## Extracted records
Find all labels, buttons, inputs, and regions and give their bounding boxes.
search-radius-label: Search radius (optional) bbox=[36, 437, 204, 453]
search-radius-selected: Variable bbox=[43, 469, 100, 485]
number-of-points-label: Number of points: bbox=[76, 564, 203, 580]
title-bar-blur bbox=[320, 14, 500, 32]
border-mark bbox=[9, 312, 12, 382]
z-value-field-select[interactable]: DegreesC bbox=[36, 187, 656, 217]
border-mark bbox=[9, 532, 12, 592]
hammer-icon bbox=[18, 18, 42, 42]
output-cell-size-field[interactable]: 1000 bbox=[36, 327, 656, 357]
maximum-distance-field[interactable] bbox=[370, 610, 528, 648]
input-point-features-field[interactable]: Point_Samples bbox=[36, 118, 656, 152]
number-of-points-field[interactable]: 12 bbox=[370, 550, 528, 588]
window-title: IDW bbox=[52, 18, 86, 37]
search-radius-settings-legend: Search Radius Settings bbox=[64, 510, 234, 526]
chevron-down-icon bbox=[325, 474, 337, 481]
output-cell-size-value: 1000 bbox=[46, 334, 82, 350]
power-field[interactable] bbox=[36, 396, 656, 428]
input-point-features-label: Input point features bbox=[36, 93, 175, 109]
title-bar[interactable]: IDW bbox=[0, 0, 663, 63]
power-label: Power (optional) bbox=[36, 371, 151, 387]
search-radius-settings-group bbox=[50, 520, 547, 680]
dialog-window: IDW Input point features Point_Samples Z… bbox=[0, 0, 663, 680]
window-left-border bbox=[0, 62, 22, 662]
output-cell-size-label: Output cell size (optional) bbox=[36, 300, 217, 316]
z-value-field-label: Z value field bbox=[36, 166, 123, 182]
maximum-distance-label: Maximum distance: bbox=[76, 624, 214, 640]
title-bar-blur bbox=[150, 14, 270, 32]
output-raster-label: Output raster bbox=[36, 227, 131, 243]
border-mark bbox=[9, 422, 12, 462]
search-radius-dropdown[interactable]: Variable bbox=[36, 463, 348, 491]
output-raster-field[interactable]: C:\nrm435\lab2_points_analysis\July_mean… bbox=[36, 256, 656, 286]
---
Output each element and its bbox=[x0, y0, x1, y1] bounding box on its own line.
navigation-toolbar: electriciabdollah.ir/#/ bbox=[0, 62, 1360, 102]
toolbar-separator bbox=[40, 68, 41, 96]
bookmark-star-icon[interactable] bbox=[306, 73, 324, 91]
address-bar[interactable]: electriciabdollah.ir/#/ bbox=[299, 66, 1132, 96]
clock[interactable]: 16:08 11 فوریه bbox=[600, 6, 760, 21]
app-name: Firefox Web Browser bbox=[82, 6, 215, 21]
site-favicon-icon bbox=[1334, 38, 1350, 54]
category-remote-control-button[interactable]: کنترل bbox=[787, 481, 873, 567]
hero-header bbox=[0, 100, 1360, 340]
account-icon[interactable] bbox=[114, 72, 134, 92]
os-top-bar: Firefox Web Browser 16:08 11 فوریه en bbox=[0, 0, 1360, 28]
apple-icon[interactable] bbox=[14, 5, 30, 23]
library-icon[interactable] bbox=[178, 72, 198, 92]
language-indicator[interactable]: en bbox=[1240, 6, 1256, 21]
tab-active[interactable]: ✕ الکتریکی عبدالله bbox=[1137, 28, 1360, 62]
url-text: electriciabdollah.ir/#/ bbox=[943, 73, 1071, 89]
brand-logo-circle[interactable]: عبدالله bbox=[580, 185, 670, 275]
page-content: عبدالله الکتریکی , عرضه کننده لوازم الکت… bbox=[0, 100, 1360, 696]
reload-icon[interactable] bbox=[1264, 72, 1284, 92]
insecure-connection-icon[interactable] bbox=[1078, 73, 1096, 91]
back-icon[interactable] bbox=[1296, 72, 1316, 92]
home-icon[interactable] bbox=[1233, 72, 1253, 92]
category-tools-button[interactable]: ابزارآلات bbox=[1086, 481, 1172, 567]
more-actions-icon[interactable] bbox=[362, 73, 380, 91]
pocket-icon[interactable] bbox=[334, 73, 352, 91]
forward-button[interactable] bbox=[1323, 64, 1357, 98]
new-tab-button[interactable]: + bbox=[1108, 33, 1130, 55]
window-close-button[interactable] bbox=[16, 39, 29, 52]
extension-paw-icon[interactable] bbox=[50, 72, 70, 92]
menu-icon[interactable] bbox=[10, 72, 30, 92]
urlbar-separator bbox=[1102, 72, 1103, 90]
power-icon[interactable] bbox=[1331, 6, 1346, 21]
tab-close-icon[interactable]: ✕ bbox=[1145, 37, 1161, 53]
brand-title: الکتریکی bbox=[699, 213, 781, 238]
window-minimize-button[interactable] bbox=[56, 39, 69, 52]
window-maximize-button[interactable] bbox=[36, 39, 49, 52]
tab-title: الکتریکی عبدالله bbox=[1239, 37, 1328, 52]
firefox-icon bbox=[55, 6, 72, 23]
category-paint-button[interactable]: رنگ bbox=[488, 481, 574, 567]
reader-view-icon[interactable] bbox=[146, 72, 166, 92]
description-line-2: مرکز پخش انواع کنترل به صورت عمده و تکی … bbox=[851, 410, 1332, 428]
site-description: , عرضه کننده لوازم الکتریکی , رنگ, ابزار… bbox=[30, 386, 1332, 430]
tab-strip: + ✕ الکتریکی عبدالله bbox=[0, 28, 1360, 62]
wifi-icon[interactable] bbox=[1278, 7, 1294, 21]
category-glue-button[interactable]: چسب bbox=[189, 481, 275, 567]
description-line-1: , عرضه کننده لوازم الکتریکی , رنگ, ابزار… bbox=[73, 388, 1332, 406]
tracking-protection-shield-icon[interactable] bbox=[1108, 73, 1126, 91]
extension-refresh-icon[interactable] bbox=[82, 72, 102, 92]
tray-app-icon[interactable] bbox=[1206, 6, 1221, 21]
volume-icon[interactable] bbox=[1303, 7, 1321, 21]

## WHAT IS REQUIRED
Rename "border-mark" to "edge-mark" in the entries from the line with "Find all labels, buttons, inputs, and" to the line with "327, 656, 357]", and leave everything else in those lines unchanged. Give back only those lines.

## THE OUTPUT
Find all labels, buttons, inputs, and regions and give their bounding boxes.
search-radius-label: Search radius (optional) bbox=[36, 437, 204, 453]
search-radius-selected: Variable bbox=[43, 469, 100, 485]
number-of-points-label: Number of points: bbox=[76, 564, 203, 580]
title-bar-blur bbox=[320, 14, 500, 32]
edge-mark bbox=[9, 312, 12, 382]
z-value-field-select[interactable]: DegreesC bbox=[36, 187, 656, 217]
edge-mark bbox=[9, 532, 12, 592]
hammer-icon bbox=[18, 18, 42, 42]
output-cell-size-field[interactable]: 1000 bbox=[36, 327, 656, 357]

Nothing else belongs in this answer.